───── DATA EXCERPTS

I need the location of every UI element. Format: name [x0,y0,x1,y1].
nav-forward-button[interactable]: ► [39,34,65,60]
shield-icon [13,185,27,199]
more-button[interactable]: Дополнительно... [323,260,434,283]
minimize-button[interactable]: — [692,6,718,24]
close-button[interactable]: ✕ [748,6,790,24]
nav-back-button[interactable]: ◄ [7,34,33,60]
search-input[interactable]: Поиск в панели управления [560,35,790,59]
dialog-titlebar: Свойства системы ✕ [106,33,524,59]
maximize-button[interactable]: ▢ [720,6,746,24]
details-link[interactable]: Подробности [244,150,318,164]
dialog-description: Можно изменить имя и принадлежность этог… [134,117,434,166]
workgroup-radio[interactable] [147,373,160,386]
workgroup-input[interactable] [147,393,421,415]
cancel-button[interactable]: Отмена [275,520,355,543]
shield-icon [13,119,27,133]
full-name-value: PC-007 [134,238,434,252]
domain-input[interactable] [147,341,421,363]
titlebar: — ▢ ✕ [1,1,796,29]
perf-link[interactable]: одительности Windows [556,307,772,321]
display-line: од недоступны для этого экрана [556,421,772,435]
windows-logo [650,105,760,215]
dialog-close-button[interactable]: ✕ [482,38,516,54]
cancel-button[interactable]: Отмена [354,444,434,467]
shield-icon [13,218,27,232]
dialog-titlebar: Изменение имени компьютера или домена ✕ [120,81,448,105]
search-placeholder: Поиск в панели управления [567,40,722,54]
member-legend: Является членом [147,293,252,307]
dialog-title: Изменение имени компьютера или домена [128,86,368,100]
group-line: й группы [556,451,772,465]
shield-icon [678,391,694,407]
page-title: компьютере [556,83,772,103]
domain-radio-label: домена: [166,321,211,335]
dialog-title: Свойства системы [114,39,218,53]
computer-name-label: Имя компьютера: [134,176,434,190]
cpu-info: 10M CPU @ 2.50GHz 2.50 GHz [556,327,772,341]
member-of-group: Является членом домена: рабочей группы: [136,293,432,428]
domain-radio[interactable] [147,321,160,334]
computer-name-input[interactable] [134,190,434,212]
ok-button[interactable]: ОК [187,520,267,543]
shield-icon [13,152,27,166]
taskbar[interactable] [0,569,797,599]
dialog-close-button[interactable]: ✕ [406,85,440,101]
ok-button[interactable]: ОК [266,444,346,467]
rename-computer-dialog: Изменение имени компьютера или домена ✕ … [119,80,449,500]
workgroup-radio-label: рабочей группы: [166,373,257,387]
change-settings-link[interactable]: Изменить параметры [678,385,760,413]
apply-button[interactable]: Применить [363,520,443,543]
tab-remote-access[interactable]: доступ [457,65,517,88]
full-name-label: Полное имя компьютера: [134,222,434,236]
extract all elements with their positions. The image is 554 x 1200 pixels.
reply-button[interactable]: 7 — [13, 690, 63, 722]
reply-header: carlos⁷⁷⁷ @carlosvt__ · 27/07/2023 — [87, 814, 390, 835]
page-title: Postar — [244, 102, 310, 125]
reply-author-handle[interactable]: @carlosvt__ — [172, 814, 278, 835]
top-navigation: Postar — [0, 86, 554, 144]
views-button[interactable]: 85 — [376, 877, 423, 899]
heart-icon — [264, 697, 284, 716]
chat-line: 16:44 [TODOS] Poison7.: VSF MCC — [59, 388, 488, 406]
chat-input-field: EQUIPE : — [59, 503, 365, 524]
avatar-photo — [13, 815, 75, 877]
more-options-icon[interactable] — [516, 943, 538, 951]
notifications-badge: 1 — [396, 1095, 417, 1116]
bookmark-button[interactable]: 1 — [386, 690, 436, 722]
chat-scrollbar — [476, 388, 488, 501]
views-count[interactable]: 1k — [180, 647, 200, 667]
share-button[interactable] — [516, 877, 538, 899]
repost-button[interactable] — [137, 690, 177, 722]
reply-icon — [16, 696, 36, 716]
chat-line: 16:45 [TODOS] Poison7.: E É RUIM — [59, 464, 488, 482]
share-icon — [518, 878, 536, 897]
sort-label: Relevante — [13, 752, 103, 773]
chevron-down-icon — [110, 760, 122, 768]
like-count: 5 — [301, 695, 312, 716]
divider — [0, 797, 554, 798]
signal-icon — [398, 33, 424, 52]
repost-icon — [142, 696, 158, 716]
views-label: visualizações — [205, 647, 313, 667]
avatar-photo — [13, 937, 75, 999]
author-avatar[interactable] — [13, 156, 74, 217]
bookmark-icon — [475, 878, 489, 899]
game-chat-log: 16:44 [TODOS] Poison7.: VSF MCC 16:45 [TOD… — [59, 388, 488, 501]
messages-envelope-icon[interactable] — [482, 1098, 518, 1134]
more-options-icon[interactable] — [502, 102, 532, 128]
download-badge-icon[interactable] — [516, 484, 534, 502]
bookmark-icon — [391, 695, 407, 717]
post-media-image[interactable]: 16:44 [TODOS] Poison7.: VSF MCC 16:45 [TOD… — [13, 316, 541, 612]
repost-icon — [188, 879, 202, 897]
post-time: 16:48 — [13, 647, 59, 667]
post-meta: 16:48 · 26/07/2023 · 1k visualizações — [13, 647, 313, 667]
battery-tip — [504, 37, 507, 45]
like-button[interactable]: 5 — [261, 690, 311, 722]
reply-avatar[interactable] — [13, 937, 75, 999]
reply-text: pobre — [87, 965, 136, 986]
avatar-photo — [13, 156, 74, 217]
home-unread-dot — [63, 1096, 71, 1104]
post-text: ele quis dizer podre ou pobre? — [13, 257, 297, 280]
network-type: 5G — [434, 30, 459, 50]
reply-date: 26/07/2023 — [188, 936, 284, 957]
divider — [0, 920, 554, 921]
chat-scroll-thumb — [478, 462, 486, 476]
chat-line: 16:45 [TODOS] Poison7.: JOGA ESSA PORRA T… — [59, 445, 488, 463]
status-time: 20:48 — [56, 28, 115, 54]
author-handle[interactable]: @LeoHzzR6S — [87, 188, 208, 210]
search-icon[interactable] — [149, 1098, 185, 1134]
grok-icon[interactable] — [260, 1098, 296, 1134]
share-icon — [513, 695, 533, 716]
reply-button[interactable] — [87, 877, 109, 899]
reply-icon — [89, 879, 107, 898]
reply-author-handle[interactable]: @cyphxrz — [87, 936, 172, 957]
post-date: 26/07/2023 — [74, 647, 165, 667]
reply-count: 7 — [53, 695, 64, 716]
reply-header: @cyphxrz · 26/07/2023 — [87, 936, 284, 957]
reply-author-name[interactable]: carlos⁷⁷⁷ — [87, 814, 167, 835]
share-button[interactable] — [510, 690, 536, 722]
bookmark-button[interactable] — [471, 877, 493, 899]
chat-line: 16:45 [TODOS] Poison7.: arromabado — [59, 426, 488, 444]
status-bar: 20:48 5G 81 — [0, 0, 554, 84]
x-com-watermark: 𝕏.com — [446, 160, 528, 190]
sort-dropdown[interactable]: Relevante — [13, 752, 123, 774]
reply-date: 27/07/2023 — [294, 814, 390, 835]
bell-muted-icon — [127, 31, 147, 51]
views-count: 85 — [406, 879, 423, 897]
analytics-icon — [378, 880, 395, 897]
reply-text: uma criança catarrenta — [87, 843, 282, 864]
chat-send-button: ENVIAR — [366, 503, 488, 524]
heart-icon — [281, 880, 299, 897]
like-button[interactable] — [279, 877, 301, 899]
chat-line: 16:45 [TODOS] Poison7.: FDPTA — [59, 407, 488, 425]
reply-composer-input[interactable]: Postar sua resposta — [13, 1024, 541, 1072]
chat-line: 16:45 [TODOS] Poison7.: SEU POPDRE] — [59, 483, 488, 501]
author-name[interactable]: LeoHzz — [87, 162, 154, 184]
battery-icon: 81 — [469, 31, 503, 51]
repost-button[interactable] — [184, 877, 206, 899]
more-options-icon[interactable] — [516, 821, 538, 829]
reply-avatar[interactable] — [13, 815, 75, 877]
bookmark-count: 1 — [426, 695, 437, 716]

──────────

§ **GIVEN INSTRUCTION**: Render the data from its first line through the line containing "ok-button[interactable]: ОК [187,520,267,543]", both included, as a JSON list of strings with one string per line, leaving out any blank lines.

§ **SOLUTION TO THE EXERCISE**:
[
  "I need the location of every UI element. Format: name [x0,y0,x1,y1].",
  "nav-forward-button[interactable]: ► [39,34,65,60]",
  "shield-icon [13,185,27,199]",
  "more-button[interactable]: Дополнительно... [323,260,434,283]",
  "minimize-button[interactable]: — [692,6,718,24]",
  "close-button[interactable]: ✕ [748,6,790,24]",
  "nav-back-button[interactable]: ◄ [7,34,33,60]",
  "search-input[interactable]: Поиск в панели управления [560,35,790,59]",
  "dialog-titlebar: Свойства системы ✕ [106,33,524,59]",
  "maximize-button[interactable]: ▢ [720,6,746,24]",
  "details-link[interactable]: Подробности [244,150,318,164]",
  "dialog-description: Можно изменить имя и принадлежность этог… [134,117,434,166]",
  "workgroup-radio[interactable] [147,373,160,386]",
  "workgroup-input[interactable] [147,393,421,415]",
  "cancel-button[interactable]: Отмена [275,520,355,543]",
  "shield-icon [13,119,27,133]",
  "full-name-value: PC-007 [134,238,434,252]",
  "domain-input[interactable] [147,341,421,363]",
  "titlebar: — ▢ ✕ [1,1,796,29]",
  "perf-link[interactable]: одительности Windows [556,307,772,321]",
  "display-line: од недоступны для этого экрана [556,421,772,435]",
  "windows-logo [650,105,760,215]",
  "dialog-close-button[interactable]: ✕ [482,38,516,54]",
  "cancel-button[interactable]: Отмена [354,444,434,467]",
  "shield-icon [13,218,27,232]",
  "dialog-titlebar: Изменение имени компьютера или домена ✕ [120,81,448,105]",
  "search-placeholder: Поиск в панели управления [567,40,722,54]",
  "member-legend: Является членом [147,293,252,307]",
  "dialog-title: Изменение имени компьютера или домена [128,86,368,100]",
  "group-line: й группы [556,451,772,465]",
  "shield-icon [678,391,694,407]",
  "page-title: компьютере [556,83,772,103]",
  "domain-radio-label: домена: [166,321,211,335]",
  "dialog-title: Свойства системы [114,39,218,53]",
  "computer-name-label: Имя компьютера: [134,176,434,190]",
  "cpu-info: 10M CPU @ 2.50GHz 2.50 GHz [556,327,772,341]",
  "member-of-group: Является членом домена: рабочей группы: [136,293,432,428]",
  "domain-radio[interactable] [147,321,160,334]",
  "computer-name-input[interactable] [134,190,434,212]",
  "ok-button[interactable]: ОК [187,520,267,543]"
]